• **Set exercise**:
Copy each line containing the word "Small" from the records that follow, please.

• **Data records**:
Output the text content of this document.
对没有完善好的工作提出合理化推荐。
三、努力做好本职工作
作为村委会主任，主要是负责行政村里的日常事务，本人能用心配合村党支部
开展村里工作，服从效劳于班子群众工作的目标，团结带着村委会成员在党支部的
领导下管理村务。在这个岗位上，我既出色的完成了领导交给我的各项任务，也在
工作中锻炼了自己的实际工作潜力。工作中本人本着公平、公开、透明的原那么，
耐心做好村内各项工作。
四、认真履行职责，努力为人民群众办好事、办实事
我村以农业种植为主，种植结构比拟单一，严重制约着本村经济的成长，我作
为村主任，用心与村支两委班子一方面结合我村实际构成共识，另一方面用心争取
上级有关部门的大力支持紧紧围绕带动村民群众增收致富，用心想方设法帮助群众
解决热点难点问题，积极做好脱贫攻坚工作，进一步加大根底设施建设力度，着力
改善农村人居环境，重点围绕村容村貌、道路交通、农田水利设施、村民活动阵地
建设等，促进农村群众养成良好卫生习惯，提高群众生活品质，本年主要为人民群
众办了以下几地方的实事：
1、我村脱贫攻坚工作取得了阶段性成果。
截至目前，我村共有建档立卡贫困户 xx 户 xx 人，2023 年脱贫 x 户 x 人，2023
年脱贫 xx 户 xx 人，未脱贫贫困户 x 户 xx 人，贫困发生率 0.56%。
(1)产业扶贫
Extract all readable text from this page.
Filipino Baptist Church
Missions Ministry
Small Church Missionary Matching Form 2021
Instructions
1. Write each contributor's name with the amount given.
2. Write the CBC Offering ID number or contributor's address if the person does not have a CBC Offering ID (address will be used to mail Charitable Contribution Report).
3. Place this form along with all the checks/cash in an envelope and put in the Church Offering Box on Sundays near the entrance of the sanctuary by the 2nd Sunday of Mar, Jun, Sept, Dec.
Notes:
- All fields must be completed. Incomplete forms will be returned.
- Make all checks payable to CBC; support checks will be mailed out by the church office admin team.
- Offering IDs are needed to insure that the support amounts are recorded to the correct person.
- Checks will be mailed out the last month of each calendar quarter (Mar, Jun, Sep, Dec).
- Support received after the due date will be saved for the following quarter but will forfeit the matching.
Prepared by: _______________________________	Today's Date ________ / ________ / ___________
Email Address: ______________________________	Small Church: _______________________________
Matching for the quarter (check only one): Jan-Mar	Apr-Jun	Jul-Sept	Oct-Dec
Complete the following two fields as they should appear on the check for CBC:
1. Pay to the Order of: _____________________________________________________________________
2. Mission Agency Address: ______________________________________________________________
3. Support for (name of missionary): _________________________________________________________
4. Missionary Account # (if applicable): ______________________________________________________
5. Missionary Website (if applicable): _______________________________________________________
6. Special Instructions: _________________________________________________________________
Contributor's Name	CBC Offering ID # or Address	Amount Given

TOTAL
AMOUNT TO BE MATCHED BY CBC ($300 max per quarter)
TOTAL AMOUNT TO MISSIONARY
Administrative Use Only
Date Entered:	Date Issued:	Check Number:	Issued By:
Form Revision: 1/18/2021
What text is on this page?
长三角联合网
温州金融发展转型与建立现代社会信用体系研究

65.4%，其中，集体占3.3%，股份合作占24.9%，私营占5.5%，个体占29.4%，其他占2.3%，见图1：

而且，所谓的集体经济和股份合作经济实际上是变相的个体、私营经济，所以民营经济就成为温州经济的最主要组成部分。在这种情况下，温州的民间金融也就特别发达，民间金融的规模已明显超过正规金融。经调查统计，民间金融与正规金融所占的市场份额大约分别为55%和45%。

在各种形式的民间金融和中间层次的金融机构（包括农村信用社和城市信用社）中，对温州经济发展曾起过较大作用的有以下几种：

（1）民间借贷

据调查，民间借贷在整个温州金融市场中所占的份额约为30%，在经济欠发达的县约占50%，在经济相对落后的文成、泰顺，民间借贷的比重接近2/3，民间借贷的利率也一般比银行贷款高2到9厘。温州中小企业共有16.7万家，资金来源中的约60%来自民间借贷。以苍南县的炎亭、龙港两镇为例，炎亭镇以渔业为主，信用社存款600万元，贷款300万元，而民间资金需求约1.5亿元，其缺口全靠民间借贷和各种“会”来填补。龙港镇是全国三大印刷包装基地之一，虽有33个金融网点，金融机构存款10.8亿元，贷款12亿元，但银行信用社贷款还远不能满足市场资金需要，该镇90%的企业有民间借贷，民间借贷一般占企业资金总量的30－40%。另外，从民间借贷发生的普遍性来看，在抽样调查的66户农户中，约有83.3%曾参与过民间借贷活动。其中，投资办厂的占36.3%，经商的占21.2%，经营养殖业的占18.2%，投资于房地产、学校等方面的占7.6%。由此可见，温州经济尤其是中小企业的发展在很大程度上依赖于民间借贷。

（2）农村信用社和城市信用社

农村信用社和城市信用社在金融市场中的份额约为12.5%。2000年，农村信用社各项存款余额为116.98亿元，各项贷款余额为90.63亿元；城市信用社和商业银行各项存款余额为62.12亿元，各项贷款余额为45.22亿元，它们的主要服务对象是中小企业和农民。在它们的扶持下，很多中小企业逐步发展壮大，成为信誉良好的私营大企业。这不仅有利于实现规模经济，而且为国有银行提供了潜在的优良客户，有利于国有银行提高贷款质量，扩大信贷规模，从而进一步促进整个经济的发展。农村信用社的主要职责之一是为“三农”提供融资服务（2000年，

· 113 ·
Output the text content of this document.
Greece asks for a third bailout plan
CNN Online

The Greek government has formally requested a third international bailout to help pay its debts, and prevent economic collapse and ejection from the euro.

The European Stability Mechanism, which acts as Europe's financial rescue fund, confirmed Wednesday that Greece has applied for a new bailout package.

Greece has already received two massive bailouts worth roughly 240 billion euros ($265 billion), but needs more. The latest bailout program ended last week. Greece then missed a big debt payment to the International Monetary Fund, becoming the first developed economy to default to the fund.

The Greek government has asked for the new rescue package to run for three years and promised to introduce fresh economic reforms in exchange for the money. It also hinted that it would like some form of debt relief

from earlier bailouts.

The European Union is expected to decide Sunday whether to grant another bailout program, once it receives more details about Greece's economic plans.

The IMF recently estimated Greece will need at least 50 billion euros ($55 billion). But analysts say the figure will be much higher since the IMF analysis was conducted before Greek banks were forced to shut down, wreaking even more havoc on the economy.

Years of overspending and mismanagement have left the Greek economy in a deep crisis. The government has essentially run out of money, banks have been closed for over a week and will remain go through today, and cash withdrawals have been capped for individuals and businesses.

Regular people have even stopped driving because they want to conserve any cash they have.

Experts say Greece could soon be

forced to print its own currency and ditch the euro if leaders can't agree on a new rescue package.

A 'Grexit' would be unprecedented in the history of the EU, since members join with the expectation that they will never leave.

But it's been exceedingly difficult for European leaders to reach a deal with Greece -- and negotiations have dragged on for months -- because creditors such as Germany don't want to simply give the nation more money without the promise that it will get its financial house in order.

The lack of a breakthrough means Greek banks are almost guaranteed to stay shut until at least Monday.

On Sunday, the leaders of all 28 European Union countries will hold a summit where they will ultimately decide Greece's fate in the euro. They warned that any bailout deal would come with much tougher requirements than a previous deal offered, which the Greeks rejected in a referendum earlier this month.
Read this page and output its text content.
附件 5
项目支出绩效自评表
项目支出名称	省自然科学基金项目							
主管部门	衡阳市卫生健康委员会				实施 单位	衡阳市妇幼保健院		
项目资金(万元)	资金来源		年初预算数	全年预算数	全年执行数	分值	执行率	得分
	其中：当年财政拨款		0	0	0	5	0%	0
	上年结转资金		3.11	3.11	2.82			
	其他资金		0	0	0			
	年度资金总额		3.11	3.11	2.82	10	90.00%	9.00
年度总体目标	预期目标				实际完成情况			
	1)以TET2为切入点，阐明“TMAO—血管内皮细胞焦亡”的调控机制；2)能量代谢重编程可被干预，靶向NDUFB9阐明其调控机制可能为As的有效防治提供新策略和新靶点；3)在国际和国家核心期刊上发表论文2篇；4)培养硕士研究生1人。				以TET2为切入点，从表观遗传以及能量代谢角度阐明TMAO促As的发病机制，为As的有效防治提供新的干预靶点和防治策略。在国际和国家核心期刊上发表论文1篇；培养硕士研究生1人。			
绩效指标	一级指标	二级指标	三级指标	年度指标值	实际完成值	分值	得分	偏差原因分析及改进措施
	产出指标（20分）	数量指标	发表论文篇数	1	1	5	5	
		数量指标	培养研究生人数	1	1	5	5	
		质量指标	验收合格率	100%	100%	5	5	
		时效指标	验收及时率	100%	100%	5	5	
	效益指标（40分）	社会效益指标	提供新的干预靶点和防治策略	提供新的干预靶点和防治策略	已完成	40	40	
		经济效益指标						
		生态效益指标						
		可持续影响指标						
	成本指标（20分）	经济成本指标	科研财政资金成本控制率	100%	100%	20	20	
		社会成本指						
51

• **Correct response**:
Small Church Missionary Matching Form 2021
Email Address: ______________________________	Small Church: _______________________________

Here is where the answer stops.